→ **Short exercise**
All of the lines below are to be transcribed faithfully, with pictures excluded from the copy.

[Dataset excerpts]
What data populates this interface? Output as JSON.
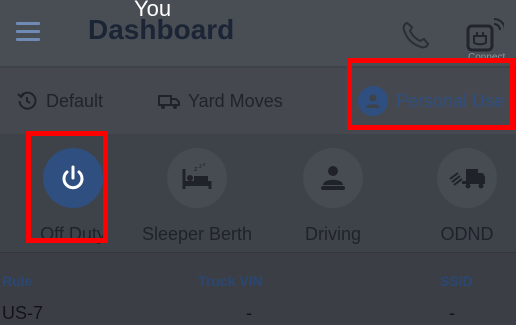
{
  "header": {
    "title": "Dashboard",
    "user_name": "You",
    "connect_label": "Connect"
  },
  "modes": [
    {
      "label": "Default",
      "icon": "history-icon"
    },
    {
      "label": "Yard Moves",
      "icon": "truck-icon"
    },
    {
      "label": "Personal Use",
      "icon": "person-icon",
      "selected": true
    }
  ],
  "statuses": [
    {
      "label": "Off Duty",
      "icon": "power-icon",
      "selected": true
    },
    {
      "label": "Sleeper Berth",
      "icon": "bed-icon"
    },
    {
      "label": "Driving",
      "icon": "driver-icon"
    },
    {
      "label": "ODND",
      "icon": "loading-truck-icon"
    }
  ],
  "info": {
    "rule_header": "Rule",
    "rule_value": "US-7",
    "vin_header": "Truck VIN",
    "vin_value": "-",
    "ssid_header": "SSID",
    "ssid_value": "-"
  },
  "colors": {
    "accent": "#2f4f80",
    "highlight": "#ff0000",
    "background": "#3e4249"
  }
}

→ **Exercise solution**
What data populates this interface? Output as JSON.
{
  "header": {
    "title": "Dashboard",
    "user_name": "You",
    "connect_label": "Connect"
  },
  "modes": [
    {
      "label": "Default",
      "icon": "history-icon"
    },
    {
      "label": "Yard Moves",
      "icon": "truck-icon"
    },
    {
      "label": "Personal Use",
      "icon": "person-icon",
      "selected": true
    }
  ],
  "statuses": [
    {
      "label": "Off Duty",
      "icon": "power-icon",
      "selected": true
    },
    {
      "label": "Sleeper Berth",
      "icon": "bed-icon"
    },
    {
      "label": "Driving",
      "icon": "driver-icon"
    },
    {
      "label": "ODND",
      "icon": "loading-truck-icon"
    }
  ],
  "info": {
    "rule_header": "Rule",
    "rule_value": "US-7",
    "vin_header": "Truck VIN",
    "vin_value": "-",
    "ssid_header": "SSID",
    "ssid_value": "-"
  },
  "colors": {
    "accent": "#2f4f80",
    "highlight": "#ff0000",
    "background": "#3e4249"
  }
}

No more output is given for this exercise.